Passage shown below:

As used herein “recombinant” includes reference to a cell or vector, that has been modified by the introduction of a heterologous nucleic acid or that the cell is derived from a cell so modified. Thus, for example, recombinant cells express genes that are not found in identical form within the native (non-recombinant) form of the cell or express native genes that are otherwise abnormally expressed, under-expressed or not expressed at all as a result of deliberate human intervention. The term “recombinant” as used herein does not encompass the alteration of the cell or vector by naturally occurring events (e.g., spontaneous mutation, natural transformation/transduction/transposition) such as those occurring without deliberate human intervention.

As used herein, a “recombinant expression cassette” is a nucleic acid construct, generated recombinantly or synthetically, with a series of specified nucleic acid elements which permit transcription of a particular nucleic acid in a host cell. The recombinant expression cassette can be incorporated into a plasmid, chromosome, mitochondrial DNA, plastid DNA, virus, or nucleic acid fragment. Typically, the recombinant expression cassette portion of an expression vector includes, among other sequences, a nucleic acid to be transcribed, and a promoter.

End of Passage shown.
Entries supplied below:

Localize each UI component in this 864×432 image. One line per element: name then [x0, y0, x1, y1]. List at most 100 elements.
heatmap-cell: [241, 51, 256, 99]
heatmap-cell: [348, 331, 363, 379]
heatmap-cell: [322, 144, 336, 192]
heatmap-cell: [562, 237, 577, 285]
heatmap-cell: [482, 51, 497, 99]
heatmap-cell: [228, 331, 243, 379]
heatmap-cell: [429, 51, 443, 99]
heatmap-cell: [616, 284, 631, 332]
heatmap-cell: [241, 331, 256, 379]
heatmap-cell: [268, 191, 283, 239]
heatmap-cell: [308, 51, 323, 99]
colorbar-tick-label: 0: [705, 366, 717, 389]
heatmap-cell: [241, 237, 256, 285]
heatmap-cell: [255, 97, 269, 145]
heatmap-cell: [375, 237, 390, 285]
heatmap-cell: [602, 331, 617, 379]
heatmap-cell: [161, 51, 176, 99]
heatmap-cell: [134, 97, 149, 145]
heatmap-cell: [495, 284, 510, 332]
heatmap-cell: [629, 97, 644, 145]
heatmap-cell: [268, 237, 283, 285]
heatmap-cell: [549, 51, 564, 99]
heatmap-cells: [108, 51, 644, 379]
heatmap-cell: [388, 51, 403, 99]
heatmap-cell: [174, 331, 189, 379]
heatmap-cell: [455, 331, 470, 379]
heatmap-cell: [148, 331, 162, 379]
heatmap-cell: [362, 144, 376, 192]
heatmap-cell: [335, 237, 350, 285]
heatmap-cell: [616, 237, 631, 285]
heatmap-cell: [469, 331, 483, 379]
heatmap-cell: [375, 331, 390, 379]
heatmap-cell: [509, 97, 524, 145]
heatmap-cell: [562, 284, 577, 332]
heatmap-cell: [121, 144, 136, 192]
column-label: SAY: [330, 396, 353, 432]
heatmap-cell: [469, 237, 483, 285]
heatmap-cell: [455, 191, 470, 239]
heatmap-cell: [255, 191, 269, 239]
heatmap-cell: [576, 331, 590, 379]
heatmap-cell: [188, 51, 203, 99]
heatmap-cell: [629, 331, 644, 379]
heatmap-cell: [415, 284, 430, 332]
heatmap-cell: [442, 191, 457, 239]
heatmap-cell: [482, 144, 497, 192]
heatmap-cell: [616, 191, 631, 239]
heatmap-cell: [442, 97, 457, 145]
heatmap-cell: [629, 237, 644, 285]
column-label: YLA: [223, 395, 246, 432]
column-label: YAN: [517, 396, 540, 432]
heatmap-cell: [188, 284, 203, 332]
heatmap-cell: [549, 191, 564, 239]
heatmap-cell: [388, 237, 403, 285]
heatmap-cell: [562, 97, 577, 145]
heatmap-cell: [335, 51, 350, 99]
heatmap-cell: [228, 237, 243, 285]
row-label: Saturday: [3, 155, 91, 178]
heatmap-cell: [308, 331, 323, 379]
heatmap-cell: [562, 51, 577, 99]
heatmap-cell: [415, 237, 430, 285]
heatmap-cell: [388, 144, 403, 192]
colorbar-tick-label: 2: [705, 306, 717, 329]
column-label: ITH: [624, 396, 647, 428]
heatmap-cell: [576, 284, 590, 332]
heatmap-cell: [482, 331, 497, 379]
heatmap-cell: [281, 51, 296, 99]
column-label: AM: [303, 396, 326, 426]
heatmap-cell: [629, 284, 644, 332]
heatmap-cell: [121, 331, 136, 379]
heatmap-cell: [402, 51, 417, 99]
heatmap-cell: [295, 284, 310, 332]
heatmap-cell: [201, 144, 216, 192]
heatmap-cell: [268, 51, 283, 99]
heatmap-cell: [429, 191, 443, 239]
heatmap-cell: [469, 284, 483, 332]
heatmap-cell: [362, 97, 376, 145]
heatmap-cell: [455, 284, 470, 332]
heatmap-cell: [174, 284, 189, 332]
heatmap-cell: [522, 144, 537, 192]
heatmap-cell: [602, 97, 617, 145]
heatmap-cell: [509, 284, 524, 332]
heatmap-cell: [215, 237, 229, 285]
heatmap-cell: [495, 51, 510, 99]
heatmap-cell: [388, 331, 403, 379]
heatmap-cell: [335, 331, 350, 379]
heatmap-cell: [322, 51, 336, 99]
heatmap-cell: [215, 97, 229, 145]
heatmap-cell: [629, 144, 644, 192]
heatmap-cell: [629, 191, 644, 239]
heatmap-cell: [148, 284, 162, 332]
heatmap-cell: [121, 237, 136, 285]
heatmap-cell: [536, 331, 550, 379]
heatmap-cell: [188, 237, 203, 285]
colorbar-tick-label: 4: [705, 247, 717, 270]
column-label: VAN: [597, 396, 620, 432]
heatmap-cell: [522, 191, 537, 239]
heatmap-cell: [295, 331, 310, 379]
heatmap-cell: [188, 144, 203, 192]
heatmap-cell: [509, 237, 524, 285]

End of Entries supplied.

Problem: Repeat the definitions passage above word for word, starting at "As used herein, a" and ending at "and a promoter.".

Written answer:
As used herein, a “recombinant expression cassette” is a nucleic acid construct, generated recombinantly or synthetically, with a series of specified nucleic acid elements which permit transcription of a particular nucleic acid in a host cell. The recombinant expression cassette can be incorporated into a plasmid, chromosome, mitochondrial DNA, plastid DNA, virus, or nucleic acid fragment. Typically, the recombinant expression cassette portion of an expression vector includes, among other sequences, a nucleic acid to be transcribed, and a promoter.